Description of the task
Write the records out again exactly, leaving no images in.

Dataset content
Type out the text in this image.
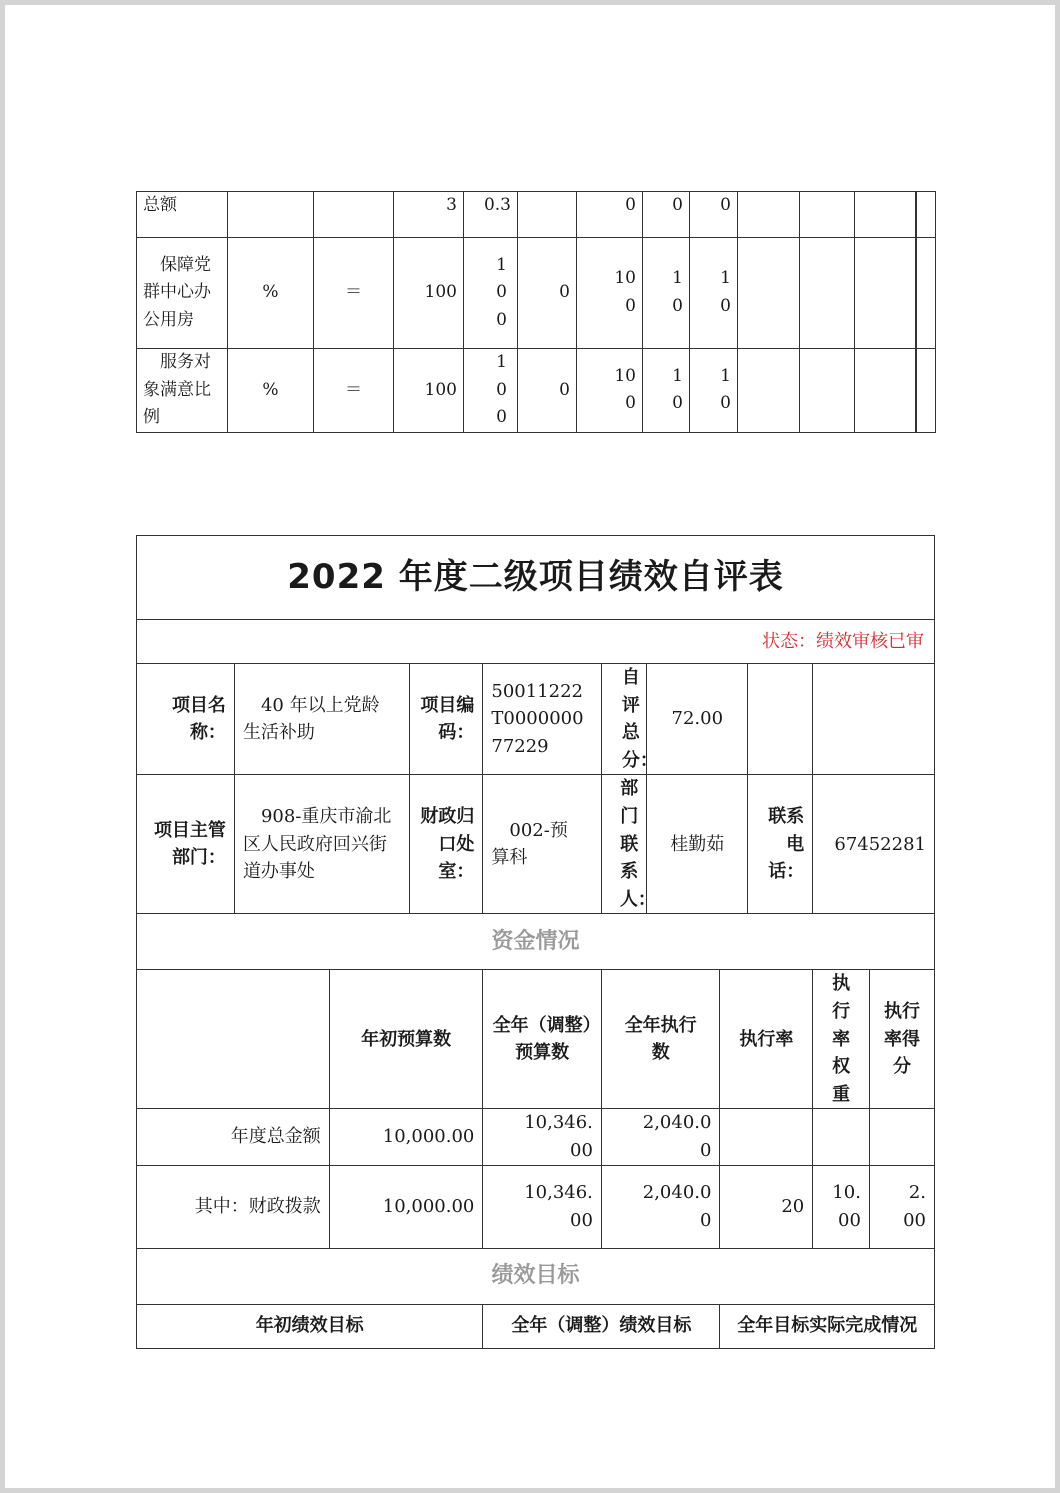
总额			3	0.3		0	0	0					
保障党群中心办公用房	%	＝	100	100	0	100	10	10					
服务对象满意比例	%	＝	100	100	0	100	10	10					
2022 年度二级项目绩效自评表										
状态：绩效审核已审										
项目名称：	40 年以上党龄生活补助		项目编码：	50011222T000000077229	自评总分：	72.00				
项目主管部门：	908-重庆市渝北区人民政府回兴街道办事处		财政归口处室：	002-预算科	部门联系人：	桂勤茹		联系电话：	67452281	
资金情况										
		年初预算数		全年（调整）预算数	全年执行数		执行率		执行率权重	执行率得分
年度总金额		10,000.00		10,346.00	2,040.00					
其中：财政拨款		10,000.00		10,346.00	2,040.00		20		10.00	2.00
绩效目标										
年初绩效目标				全年（调整）绩效目标			全年目标实际完成情况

Solved problem
Type out the text in this image.
总额			3	0.3		0	0	0					
保障党群中心办公用房	%	＝	100	100	0	100	10	10					
服务对象满意比例	%	＝	100	100	0	100	10	10					
2022 年度二级项目绩效自评表										
状态：绩效审核已审										
项目名称：	40 年以上党龄生活补助		项目编码：	50011222T000000077229	自评总分：	72.00				
项目主管部门：	908-重庆市渝北区人民政府回兴街道办事处		财政归口处室：	002-预算科	部门联系人：	桂勤茹		联系电话：	67452281	
资金情况										
		年初预算数		全年（调整）预算数	全年执行数		执行率		执行率权重	执行率得分
年度总金额		10,000.00		10,346.00	2,040.00					
其中：财政拨款		10,000.00		10,346.00	2,040.00		20		10.00	2.00
绩效目标										
年初绩效目标				全年（调整）绩效目标			全年目标实际完成情况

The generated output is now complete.